» **Instruction**
Extract all data as written.

» **Available data**
## Begin

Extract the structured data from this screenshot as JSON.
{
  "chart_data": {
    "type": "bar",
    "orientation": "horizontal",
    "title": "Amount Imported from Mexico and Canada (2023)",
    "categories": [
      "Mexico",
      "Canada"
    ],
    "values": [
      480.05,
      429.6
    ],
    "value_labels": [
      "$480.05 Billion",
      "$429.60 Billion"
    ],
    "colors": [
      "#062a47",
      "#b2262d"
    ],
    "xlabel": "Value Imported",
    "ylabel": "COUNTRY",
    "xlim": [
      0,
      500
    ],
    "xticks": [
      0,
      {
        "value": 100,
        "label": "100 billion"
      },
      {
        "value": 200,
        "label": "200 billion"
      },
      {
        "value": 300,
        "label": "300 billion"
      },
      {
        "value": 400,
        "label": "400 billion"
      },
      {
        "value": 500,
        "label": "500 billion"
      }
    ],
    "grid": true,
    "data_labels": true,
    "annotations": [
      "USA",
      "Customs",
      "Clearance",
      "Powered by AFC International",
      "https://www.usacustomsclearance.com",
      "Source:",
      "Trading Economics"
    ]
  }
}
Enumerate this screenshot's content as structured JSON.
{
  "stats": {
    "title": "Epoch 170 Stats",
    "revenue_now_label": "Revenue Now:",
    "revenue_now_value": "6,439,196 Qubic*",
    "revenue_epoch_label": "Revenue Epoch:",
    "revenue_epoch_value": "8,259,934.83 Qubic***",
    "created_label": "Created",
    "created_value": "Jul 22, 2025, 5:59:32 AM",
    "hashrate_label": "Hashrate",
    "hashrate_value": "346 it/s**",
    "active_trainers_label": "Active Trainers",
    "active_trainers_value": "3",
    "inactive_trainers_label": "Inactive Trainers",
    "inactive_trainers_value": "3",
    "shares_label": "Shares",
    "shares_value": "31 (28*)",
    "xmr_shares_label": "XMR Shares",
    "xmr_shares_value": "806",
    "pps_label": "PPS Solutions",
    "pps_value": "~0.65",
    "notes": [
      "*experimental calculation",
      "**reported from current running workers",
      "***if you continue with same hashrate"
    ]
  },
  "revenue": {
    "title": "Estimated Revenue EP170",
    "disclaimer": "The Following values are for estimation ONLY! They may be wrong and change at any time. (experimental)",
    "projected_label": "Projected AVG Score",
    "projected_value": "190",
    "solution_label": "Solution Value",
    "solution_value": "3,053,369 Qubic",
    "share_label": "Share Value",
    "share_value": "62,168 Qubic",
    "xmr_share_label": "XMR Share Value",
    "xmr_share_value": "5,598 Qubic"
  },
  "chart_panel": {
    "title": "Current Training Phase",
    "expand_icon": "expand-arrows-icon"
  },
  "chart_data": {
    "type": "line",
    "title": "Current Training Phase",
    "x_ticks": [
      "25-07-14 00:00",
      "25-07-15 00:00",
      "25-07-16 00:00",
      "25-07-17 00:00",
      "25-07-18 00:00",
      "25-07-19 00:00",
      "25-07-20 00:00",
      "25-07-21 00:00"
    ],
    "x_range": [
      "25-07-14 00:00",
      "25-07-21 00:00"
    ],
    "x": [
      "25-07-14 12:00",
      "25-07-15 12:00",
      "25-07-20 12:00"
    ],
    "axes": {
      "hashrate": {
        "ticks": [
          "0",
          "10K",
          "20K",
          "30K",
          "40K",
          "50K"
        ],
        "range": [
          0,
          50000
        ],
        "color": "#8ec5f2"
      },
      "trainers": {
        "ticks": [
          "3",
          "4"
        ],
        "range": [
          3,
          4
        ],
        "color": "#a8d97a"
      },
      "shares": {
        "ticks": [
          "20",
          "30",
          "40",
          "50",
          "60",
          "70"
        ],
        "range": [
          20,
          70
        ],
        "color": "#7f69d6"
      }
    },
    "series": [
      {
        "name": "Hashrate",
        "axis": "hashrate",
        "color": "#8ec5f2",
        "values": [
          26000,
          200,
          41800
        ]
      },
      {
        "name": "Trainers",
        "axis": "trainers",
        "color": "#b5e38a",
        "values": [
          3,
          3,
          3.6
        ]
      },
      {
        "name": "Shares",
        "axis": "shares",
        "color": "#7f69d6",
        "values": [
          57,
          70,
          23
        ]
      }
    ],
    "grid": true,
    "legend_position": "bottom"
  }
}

## End

» **Reply to the task**
Extract the structured data from this screenshot as JSON.
{
  "chart_data": {
    "type": "bar",
    "orientation": "horizontal",
    "title": "Amount Imported from Mexico and Canada (2023)",
    "categories": [
      "Mexico",
      "Canada"
    ],
    "values": [
      480.05,
      429.6
    ],
    "value_labels": [
      "$480.05 Billion",
      "$429.60 Billion"
    ],
    "colors": [
      "#062a47",
      "#b2262d"
    ],
    "xlabel": "Value Imported",
    "ylabel": "COUNTRY",
    "xlim": [
      0,
      500
    ],
    "xticks": [
      0,
      {
        "value": 100,
        "label": "100 billion"
      },
      {
        "value": 200,
        "label": "200 billion"
      },
      {
        "value": 300,
        "label": "300 billion"
      },
      {
        "value": 400,
        "label": "400 billion"
      },
      {
        "value": 500,
        "label": "500 billion"
      }
    ],
    "grid": true,
    "data_labels": true,
    "annotations": [
      "USA",
      "Customs",
      "Clearance",
      "Powered by AFC International",
      "https://www.usacustomsclearance.com",
      "Source:",
      "Trading Economics"
    ]
  }
}
Enumerate this screenshot's content as structured JSON.
{
  "stats": {
    "title": "Epoch 170 Stats",
    "revenue_now_label": "Revenue Now:",
    "revenue_now_value": "6,439,196 Qubic*",
    "revenue_epoch_label": "Revenue Epoch:",
    "revenue_epoch_value": "8,259,934.83 Qubic***",
    "created_label": "Created",
    "created_value": "Jul 22, 2025, 5:59:32 AM",
    "hashrate_label": "Hashrate",
    "hashrate_value": "346 it/s**",
    "active_trainers_label": "Active Trainers",
    "active_trainers_value": "3",
    "inactive_trainers_label": "Inactive Trainers",
    "inactive_trainers_value": "3",
    "shares_label": "Shares",
    "shares_value": "31 (28*)",
    "xmr_shares_label": "XMR Shares",
    "xmr_shares_value": "806",
    "pps_label": "PPS Solutions",
    "pps_value": "~0.65",
    "notes": [
      "*experimental calculation",
      "**reported from current running workers",
      "***if you continue with same hashrate"
    ]
  },
  "revenue": {
    "title": "Estimated Revenue EP170",
    "disclaimer": "The Following values are for estimation ONLY! They may be wrong and change at any time. (experimental)",
    "projected_label": "Projected AVG Score",
    "projected_value": "190",
    "solution_label": "Solution Value",
    "solution_value": "3,053,369 Qubic",
    "share_label": "Share Value",
    "share_value": "62,168 Qubic",
    "xmr_share_label": "XMR Share Value",
    "xmr_share_value": "5,598 Qubic"
  },
  "chart_panel": {
    "title": "Current Training Phase",
    "expand_icon": "expand-arrows-icon"
  },
  "chart_data": {
    "type": "line",
    "title": "Current Training Phase",
    "x_ticks": [
      "25-07-14 00:00",
      "25-07-15 00:00",
      "25-07-16 00:00",
      "25-07-17 00:00",
      "25-07-18 00:00",
      "25-07-19 00:00",
      "25-07-20 00:00",
      "25-07-21 00:00"
    ],
    "x_range": [
      "25-07-14 00:00",
      "25-07-21 00:00"
    ],
    "x": [
      "25-07-14 12:00",
      "25-07-15 12:00",
      "25-07-20 12:00"
    ],
    "axes": {
      "hashrate": {
        "ticks": [
          "0",
          "10K",
          "20K",
          "30K",
          "40K",
          "50K"
        ],
        "range": [
          0,
          50000
        ],
        "color": "#8ec5f2"
      },
      "trainers": {
        "ticks": [
          "3",
          "4"
        ],
        "range": [
          3,
          4
        ],
        "color": "#a8d97a"
      },
      "shares": {
        "ticks": [
          "20",
          "30",
          "40",
          "50",
          "60",
          "70"
        ],
        "range": [
          20,
          70
        ],
        "color": "#7f69d6"
      }
    },
    "series": [
      {
        "name": "Hashrate",
        "axis": "hashrate",
        "color": "#8ec5f2",
        "values": [
          26000,
          200,
          41800
        ]
      },
      {
        "name": "Trainers",
        "axis": "trainers",
        "color": "#b5e38a",
        "values": [
          3,
          3,
          3.6
        ]
      },
      {
        "name": "Shares",
        "axis": "shares",
        "color": "#7f69d6",
        "values": [
          57,
          70,
          23
        ]
      }
    ],
    "grid": true,
    "legend_position": "bottom"
  }
}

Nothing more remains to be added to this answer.